• **Aim of the task**:
Copy out all lines carrying the word "this".
** begin Data rows **
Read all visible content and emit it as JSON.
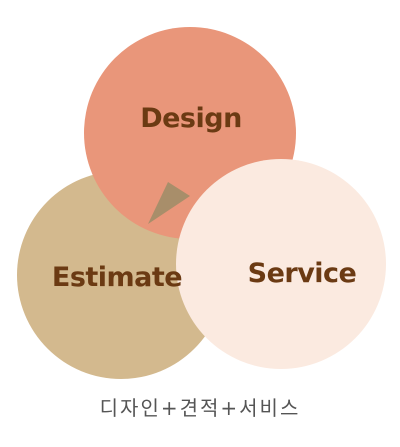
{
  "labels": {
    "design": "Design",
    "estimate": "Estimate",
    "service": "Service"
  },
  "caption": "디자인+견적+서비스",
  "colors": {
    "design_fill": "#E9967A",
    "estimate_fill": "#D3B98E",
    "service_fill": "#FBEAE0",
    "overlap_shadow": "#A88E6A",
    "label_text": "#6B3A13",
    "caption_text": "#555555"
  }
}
** end Data rows **
** begin Data rows **
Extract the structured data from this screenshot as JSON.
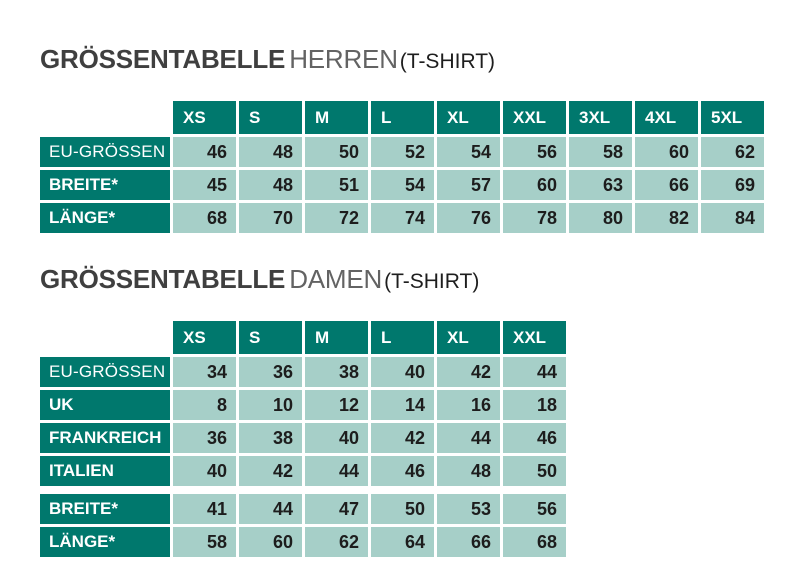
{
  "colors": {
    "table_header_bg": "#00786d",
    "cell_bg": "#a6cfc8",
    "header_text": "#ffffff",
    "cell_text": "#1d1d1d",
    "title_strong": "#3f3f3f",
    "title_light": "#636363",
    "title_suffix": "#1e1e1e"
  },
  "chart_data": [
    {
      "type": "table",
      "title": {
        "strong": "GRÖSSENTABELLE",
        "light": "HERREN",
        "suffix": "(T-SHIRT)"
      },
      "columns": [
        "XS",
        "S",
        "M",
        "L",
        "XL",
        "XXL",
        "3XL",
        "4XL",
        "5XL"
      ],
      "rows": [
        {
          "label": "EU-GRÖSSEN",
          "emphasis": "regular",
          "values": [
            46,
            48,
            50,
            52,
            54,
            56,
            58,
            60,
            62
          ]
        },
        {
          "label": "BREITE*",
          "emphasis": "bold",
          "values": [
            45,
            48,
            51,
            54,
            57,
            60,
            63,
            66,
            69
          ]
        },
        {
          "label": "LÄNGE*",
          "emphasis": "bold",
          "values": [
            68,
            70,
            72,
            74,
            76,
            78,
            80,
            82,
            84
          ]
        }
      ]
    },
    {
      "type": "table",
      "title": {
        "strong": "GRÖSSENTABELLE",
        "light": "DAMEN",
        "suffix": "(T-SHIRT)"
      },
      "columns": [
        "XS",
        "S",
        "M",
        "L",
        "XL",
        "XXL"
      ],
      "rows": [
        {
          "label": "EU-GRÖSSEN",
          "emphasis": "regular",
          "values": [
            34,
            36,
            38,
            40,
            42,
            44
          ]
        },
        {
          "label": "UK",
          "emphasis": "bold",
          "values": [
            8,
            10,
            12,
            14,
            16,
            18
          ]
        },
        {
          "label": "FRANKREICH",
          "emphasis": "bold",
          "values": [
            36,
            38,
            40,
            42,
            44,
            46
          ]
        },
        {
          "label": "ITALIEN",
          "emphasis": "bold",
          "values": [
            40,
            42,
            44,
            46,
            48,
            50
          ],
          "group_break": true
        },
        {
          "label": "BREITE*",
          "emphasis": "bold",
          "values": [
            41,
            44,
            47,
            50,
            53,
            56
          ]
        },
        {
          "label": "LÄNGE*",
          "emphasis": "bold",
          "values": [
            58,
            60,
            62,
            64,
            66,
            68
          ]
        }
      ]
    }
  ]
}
** end Data rows **
** begin Data rows **
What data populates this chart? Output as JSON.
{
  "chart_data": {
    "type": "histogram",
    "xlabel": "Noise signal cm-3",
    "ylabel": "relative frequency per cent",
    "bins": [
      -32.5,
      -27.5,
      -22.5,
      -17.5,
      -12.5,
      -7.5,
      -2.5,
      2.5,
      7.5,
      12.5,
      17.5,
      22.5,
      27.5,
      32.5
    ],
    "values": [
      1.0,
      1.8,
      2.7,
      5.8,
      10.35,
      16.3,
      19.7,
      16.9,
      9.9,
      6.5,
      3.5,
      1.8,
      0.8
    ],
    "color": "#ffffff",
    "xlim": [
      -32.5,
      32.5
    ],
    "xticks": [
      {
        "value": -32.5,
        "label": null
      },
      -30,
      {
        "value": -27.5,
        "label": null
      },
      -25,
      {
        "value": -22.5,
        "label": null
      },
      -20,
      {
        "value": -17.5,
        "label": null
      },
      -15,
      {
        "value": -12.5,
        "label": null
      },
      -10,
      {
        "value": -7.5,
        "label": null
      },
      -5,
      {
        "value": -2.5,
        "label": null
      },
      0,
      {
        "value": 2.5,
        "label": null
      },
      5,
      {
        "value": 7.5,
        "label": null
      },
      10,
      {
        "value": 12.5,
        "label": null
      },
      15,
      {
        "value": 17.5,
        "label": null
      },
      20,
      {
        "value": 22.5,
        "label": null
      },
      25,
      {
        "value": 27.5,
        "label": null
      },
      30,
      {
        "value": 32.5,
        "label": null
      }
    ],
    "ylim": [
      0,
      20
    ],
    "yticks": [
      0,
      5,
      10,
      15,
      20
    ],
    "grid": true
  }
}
** end Data rows **
• **Written solution**:
Extract the structured data from this screenshot as JSON.
What data populates this chart? Output as JSON.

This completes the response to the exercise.